Data listing »

— start —

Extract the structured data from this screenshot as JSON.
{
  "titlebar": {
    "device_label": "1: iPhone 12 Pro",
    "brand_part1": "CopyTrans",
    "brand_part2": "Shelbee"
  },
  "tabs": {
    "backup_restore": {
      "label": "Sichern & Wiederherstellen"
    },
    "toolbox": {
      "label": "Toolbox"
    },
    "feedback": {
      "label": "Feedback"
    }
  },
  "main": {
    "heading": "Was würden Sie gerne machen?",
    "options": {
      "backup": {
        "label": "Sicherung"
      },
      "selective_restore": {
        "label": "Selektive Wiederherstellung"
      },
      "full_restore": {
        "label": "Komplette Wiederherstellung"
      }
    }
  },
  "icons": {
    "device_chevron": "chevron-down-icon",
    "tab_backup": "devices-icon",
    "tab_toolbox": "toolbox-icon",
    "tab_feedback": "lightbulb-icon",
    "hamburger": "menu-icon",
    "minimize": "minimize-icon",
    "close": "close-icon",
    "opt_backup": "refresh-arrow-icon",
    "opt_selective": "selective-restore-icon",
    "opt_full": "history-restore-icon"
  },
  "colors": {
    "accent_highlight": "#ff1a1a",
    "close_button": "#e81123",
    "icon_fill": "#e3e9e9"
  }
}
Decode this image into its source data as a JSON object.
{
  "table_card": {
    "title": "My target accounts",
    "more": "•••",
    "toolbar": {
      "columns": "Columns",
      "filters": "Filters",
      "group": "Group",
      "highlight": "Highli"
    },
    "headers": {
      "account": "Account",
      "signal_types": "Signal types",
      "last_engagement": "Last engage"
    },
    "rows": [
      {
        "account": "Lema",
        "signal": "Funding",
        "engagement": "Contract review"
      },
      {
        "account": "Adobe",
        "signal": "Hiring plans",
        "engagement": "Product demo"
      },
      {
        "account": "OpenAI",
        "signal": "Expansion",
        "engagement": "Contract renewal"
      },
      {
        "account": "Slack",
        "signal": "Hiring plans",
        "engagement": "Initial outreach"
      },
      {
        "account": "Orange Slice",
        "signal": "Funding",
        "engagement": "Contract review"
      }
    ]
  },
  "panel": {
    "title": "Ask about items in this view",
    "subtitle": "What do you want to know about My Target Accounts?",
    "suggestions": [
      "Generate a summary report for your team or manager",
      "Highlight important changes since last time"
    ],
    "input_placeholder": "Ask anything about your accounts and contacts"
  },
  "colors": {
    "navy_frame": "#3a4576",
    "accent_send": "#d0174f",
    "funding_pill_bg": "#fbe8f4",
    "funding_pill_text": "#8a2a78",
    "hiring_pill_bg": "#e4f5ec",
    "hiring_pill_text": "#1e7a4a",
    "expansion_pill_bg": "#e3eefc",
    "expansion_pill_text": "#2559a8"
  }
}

— end —

BRIEF » Provide only the number of lines in the records containing the string "Wiederherstellung".

SOLVED EXERCISE » 2